*Written problem*. Copy, from the entries below, each line in which the string "politicians" appears.

*Data provided*.
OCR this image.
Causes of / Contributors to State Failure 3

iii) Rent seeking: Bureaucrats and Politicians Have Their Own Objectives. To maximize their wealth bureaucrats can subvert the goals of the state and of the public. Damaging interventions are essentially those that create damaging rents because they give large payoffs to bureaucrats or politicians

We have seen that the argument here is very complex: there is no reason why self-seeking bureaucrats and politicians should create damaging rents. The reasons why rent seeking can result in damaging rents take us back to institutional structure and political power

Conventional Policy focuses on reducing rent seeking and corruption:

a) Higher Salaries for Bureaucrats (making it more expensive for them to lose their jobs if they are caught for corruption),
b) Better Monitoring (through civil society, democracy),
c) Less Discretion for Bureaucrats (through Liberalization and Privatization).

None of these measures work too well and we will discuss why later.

*Response*.
iii) Rent seeking: Bureaucrats and Politicians Have Their Own Objectives. To maximize their wealth bureaucrats can subvert the goals of the state and of the public. Damaging interventions are essentially those that create damaging rents because they give large payoffs to bureaucrats or politicians
We have seen that the argument here is very complex: there is no reason why self-seeking bureaucrats and politicians should create damaging rents. The reasons why rent seeking can result in damaging rents take us back to institutional structure and political power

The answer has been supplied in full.